**What is being asked**
Each line containing the word "ничего" should be found and copied.

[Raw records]

- - -

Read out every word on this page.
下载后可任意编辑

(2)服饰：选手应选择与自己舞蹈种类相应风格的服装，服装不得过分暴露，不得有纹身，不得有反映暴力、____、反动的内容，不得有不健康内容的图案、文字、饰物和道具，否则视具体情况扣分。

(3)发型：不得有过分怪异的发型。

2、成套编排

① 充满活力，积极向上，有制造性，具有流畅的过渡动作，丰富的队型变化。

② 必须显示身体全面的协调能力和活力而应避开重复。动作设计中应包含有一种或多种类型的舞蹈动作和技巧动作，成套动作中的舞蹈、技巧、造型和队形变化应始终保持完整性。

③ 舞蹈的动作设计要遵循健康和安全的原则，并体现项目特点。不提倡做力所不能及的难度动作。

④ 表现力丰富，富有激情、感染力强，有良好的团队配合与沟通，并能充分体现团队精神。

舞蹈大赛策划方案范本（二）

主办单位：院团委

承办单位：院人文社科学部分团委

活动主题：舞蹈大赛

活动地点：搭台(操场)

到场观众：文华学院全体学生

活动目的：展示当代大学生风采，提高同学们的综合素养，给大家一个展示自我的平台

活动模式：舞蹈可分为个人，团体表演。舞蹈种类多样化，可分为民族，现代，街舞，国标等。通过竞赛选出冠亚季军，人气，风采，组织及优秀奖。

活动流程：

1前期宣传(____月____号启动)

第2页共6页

- - -

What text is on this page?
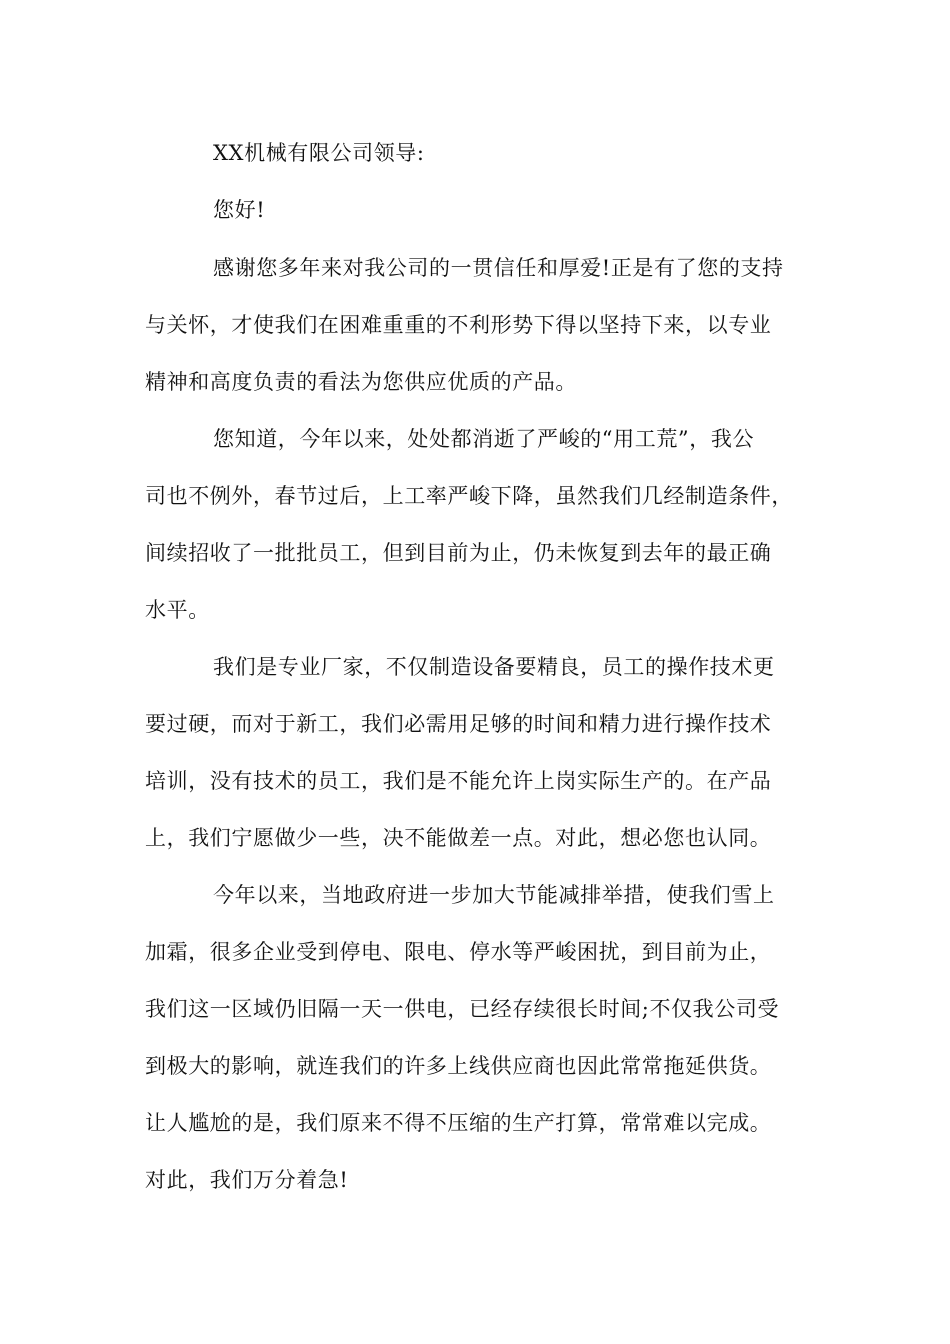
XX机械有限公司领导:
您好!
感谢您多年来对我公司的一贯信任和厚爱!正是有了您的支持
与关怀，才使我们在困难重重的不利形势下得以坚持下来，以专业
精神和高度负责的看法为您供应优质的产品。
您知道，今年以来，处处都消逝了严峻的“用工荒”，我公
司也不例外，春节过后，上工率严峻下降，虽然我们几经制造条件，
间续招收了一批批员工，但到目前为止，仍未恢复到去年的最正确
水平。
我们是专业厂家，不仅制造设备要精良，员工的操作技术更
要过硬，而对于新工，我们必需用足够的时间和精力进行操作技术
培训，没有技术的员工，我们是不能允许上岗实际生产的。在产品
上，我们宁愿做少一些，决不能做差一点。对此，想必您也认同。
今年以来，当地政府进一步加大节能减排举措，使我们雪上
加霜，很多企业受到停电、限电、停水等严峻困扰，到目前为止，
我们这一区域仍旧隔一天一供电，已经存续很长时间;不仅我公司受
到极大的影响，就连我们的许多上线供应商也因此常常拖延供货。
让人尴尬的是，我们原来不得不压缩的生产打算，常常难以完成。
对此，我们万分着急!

- - -

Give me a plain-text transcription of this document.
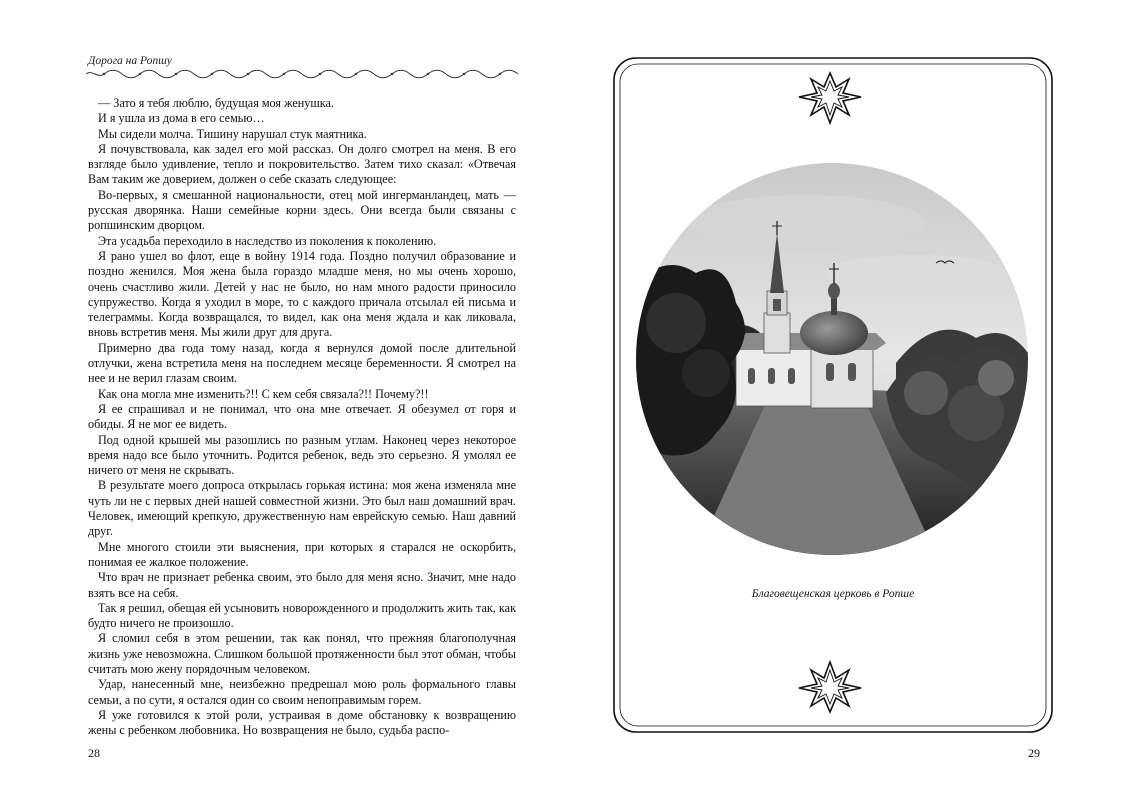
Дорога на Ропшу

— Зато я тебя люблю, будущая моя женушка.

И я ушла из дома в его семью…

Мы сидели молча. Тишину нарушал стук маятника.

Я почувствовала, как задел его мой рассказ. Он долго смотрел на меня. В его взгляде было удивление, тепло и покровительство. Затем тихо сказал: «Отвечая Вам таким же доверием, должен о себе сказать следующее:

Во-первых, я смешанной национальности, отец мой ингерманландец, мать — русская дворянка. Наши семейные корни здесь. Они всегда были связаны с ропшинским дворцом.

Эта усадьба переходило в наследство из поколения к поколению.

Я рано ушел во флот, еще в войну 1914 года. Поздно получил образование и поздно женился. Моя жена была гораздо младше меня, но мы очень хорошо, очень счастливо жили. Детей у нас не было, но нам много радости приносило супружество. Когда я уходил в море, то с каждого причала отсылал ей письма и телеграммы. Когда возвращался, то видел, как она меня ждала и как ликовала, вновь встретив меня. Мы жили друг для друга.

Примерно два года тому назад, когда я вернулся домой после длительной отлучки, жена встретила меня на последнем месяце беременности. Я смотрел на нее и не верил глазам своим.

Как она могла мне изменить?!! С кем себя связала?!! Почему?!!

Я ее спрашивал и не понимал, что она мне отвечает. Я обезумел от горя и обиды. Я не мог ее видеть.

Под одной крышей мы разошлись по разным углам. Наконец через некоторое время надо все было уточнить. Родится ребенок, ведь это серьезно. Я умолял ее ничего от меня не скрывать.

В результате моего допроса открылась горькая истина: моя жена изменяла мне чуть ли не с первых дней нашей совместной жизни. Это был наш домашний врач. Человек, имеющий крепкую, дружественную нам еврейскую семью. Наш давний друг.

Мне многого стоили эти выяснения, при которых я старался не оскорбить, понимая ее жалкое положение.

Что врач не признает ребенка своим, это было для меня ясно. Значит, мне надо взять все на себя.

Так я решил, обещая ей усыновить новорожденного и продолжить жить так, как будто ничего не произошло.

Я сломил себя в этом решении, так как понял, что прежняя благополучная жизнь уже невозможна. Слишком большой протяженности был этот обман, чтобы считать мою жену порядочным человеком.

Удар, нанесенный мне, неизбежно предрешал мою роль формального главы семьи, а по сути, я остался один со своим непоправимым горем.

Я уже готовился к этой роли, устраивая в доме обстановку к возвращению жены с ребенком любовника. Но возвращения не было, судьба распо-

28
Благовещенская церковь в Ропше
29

- - -

**Full output**
Под одной крышей мы разошлись по разным углам. Наконец через некоторое время надо все было уточнить. Родится ребенок, ведь это серьезно. Я умолял ее ничего от меня не скрывать.
Так я решил, обещая ей усыновить новорожденного и продолжить жить так, как будто ничего не произошло.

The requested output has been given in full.